# AVAILABLE DATA:

********

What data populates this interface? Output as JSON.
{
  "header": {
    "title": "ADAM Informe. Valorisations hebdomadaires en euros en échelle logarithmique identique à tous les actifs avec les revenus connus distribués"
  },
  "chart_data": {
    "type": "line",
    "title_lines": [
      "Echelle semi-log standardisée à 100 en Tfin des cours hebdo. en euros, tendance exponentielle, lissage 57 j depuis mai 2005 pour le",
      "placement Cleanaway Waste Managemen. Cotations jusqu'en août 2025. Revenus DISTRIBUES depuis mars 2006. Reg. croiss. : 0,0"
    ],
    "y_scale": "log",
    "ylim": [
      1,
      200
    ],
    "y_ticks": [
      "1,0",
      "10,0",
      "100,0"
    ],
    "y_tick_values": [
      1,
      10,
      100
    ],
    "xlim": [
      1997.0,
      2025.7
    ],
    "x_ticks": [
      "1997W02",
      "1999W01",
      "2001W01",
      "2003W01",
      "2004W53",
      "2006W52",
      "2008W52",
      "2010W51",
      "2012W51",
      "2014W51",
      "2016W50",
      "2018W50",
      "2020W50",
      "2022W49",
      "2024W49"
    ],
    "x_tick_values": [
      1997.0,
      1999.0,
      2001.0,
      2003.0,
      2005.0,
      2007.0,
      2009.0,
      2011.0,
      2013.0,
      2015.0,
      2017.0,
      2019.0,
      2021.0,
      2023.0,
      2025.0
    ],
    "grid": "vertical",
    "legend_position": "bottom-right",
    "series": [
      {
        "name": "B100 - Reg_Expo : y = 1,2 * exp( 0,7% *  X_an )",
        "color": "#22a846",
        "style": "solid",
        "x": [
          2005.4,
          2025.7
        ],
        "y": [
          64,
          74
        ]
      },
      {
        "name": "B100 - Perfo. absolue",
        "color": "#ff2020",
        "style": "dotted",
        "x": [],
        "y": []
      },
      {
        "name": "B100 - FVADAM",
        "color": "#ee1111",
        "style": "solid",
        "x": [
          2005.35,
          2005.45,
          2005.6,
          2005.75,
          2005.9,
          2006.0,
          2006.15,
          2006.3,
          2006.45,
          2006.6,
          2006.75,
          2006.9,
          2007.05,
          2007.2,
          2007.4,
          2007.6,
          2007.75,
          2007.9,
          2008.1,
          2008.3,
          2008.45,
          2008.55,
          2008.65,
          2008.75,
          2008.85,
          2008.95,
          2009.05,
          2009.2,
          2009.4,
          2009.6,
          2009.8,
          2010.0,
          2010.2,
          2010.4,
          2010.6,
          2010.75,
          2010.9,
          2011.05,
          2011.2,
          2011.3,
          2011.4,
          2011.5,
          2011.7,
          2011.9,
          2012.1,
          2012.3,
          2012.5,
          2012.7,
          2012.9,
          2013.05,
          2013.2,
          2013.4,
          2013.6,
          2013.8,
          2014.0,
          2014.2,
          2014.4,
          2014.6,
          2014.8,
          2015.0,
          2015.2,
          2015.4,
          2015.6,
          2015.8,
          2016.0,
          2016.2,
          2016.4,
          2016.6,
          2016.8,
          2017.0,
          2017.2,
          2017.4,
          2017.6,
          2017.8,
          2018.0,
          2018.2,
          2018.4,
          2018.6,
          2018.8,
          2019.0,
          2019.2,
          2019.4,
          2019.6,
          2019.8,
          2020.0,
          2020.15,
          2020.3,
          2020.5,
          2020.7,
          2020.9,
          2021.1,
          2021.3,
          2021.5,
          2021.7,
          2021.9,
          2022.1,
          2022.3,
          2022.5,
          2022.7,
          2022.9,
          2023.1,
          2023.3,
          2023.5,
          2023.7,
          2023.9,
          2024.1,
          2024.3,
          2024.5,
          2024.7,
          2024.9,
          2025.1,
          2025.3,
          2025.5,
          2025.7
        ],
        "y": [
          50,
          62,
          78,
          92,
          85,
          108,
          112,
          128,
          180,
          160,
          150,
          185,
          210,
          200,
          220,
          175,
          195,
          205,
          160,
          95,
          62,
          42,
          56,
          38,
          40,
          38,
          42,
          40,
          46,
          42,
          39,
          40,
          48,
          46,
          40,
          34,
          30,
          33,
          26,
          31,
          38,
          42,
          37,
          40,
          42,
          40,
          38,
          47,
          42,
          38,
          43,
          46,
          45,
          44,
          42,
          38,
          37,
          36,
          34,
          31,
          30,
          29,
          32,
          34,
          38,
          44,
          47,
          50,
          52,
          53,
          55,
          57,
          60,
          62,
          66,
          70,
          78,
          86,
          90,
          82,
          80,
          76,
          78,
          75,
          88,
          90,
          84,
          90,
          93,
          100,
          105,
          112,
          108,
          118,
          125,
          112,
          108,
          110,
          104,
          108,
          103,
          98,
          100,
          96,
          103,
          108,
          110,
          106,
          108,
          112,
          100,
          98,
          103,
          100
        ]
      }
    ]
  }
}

********

From the material above, copy each line that includes the word "name".

        "name": "B100 - Reg_Expo : y = 1,2 * exp( 0,7% *  X_an )",
        "name": "B100 - Perfo. absolue",
        "name": "B100 - FVADAM",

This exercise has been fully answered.